#### Work to do
Output all records precisely as written.

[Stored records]
^^^^^^^^

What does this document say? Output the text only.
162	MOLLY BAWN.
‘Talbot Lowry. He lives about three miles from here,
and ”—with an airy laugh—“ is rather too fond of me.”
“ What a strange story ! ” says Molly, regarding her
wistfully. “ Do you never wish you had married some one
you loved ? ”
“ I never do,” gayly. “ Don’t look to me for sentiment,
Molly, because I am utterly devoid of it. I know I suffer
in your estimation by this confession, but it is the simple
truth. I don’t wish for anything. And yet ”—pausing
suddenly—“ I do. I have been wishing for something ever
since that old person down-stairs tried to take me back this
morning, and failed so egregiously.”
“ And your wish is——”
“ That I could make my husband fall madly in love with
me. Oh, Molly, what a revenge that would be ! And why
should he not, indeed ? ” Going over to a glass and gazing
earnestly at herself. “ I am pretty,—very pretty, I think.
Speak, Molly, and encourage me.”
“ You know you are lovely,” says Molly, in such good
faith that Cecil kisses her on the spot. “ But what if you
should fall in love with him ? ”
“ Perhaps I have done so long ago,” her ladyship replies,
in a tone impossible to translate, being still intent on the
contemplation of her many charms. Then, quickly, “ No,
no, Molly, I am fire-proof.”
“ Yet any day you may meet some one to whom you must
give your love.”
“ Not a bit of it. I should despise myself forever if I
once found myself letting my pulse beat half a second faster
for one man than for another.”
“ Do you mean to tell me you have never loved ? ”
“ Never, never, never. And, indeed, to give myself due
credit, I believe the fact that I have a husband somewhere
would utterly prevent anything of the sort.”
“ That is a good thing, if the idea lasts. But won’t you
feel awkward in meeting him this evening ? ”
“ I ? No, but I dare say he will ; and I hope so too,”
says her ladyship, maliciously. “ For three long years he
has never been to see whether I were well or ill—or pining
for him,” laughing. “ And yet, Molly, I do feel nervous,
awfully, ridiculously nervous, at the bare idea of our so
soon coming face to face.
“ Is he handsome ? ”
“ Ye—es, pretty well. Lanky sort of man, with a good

^^^^^^^^

#### Full solution
What does this document say? Output the text only.
162	MOLLY BAWN.
‘Talbot Lowry. He lives about three miles from here,
and ”—with an airy laugh—“ is rather too fond of me.”
“ What a strange story ! ” says Molly, regarding her
wistfully. “ Do you never wish you had married some one
you loved ? ”
“ I never do,” gayly. “ Don’t look to me for sentiment,
Molly, because I am utterly devoid of it. I know I suffer
in your estimation by this confession, but it is the simple
truth. I don’t wish for anything. And yet ”—pausing
suddenly—“ I do. I have been wishing for something ever
since that old person down-stairs tried to take me back this
morning, and failed so egregiously.”
“ And your wish is——”
“ That I could make my husband fall madly in love with
me. Oh, Molly, what a revenge that would be ! And why
should he not, indeed ? ” Going over to a glass and gazing
earnestly at herself. “ I am pretty,—very pretty, I think.
Speak, Molly, and encourage me.”
“ You know you are lovely,” says Molly, in such good
faith that Cecil kisses her on the spot. “ But what if you
should fall in love with him ? ”
“ Perhaps I have done so long ago,” her ladyship replies,
in a tone impossible to translate, being still intent on the
contemplation of her many charms. Then, quickly, “ No,
no, Molly, I am fire-proof.”
“ Yet any day you may meet some one to whom you must
give your love.”
“ Not a bit of it. I should despise myself forever if I
once found myself letting my pulse beat half a second faster
for one man than for another.”
“ Do you mean to tell me you have never loved ? ”
“ Never, never, never. And, indeed, to give myself due
credit, I believe the fact that I have a husband somewhere
would utterly prevent anything of the sort.”
“ That is a good thing, if the idea lasts. But won’t you
feel awkward in meeting him this evening ? ”
“ I ? No, but I dare say he will ; and I hope so too,”
says her ladyship, maliciously. “ For three long years he
has never been to see whether I were well or ill—or pining
for him,” laughing. “ And yet, Molly, I do feel nervous,
awfully, ridiculously nervous, at the bare idea of our so
soon coming face to face.
“ Is he handsome ? ”
“ Ye—es, pretty well. Lanky sort of man, with a good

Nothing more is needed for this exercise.